Reproduce the records. Keep every word exact and include no images.

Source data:
begin

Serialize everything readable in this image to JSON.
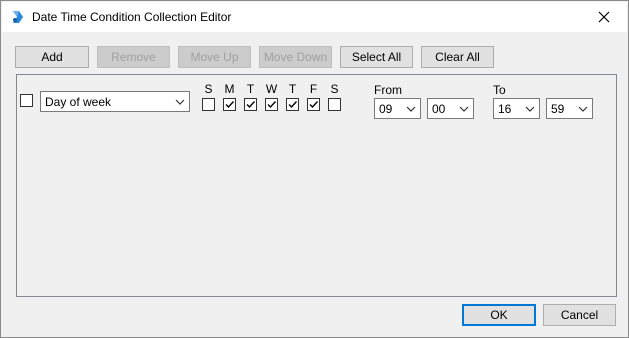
{
  "window": {
    "title": "Date Time Condition Collection Editor"
  },
  "toolbar": {
    "add_label": "Add",
    "remove_label": "Remove",
    "move_up_label": "Move Up",
    "move_down_label": "Move Down",
    "select_all_label": "Select All",
    "clear_all_label": "Clear All"
  },
  "condition": {
    "selected": false,
    "type_value": "Day of week",
    "days": [
      {
        "label": "S",
        "checked": false
      },
      {
        "label": "M",
        "checked": true
      },
      {
        "label": "T",
        "checked": true
      },
      {
        "label": "W",
        "checked": true
      },
      {
        "label": "T",
        "checked": true
      },
      {
        "label": "F",
        "checked": true
      },
      {
        "label": "S",
        "checked": false
      }
    ],
    "from_label": "From",
    "from_hour": "09",
    "from_minute": "00",
    "to_label": "To",
    "to_hour": "16",
    "to_minute": "59"
  },
  "footer": {
    "ok_label": "OK",
    "cancel_label": "Cancel"
  },
  "icons": {
    "app": "cube-arrow-icon",
    "close": "close-icon"
  }
}
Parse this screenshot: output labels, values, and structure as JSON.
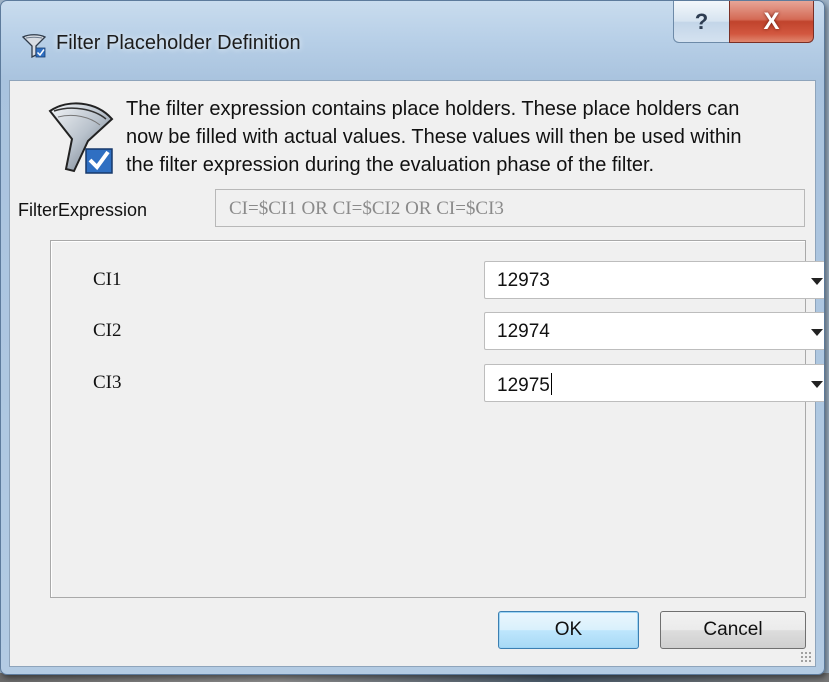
{
  "window": {
    "title": "Filter Placeholder Definition",
    "help_symbol": "?",
    "close_symbol": "X"
  },
  "info": {
    "line1": "The filter expression contains place holders. These place holders can",
    "line2": "now be filled with actual values. These values will then be used within",
    "line3": "the filter expression during the evaluation phase of the filter."
  },
  "filter_expression": {
    "label": "FilterExpression",
    "value": "CI=$CI1 OR CI=$CI2 OR CI=$CI3"
  },
  "placeholders": [
    {
      "label": "CI1",
      "value": "12973"
    },
    {
      "label": "CI2",
      "value": "12974"
    },
    {
      "label": "CI3",
      "value": "12975"
    }
  ],
  "buttons": {
    "ok": "OK",
    "cancel": "Cancel"
  },
  "colors": {
    "title_accent": "#b7cfe7",
    "close_button": "#c9432e",
    "ok_button": "#bee6fd"
  }
}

end

* RESULT OF THE EXERCISE:
Serialize everything readable in this image to JSON.
{
  "window": {
    "title": "Date Time Condition Collection Editor"
  },
  "toolbar": {
    "add_label": "Add",
    "remove_label": "Remove",
    "move_up_label": "Move Up",
    "move_down_label": "Move Down",
    "select_all_label": "Select All",
    "clear_all_label": "Clear All"
  },
  "condition": {
    "selected": false,
    "type_value": "Day of week",
    "days": [
      {
        "label": "S",
        "checked": false
      },
      {
        "label": "M",
        "checked": true
      },
      {
        "label": "T",
        "checked": true
      },
      {
        "label": "W",
        "checked": true
      },
      {
        "label": "T",
        "checked": true
      },
      {
        "label": "F",
        "checked": true
      },
      {
        "label": "S",
        "checked": false
      }
    ],
    "from_label": "From",
    "from_hour": "09",
    "from_minute": "00",
    "to_label": "To",
    "to_hour": "16",
    "to_minute": "59"
  },
  "footer": {
    "ok_label": "OK",
    "cancel_label": "Cancel"
  },
  "icons": {
    "app": "cube-arrow-icon",
    "close": "close-icon"
  }
}
Parse this screenshot: output labels, values, and structure as JSON.
{
  "window": {
    "title": "Filter Placeholder Definition",
    "help_symbol": "?",
    "close_symbol": "X"
  },
  "info": {
    "line1": "The filter expression contains place holders. These place holders can",
    "line2": "now be filled with actual values. These values will then be used within",
    "line3": "the filter expression during the evaluation phase of the filter."
  },
  "filter_expression": {
    "label": "FilterExpression",
    "value": "CI=$CI1 OR CI=$CI2 OR CI=$CI3"
  },
  "placeholders": [
    {
      "label": "CI1",
      "value": "12973"
    },
    {
      "label": "CI2",
      "value": "12974"
    },
    {
      "label": "CI3",
      "value": "12975"
    }
  ],
  "buttons": {
    "ok": "OK",
    "cancel": "Cancel"
  },
  "colors": {
    "title_accent": "#b7cfe7",
    "close_button": "#c9432e",
    "ok_button": "#bee6fd"
  }
}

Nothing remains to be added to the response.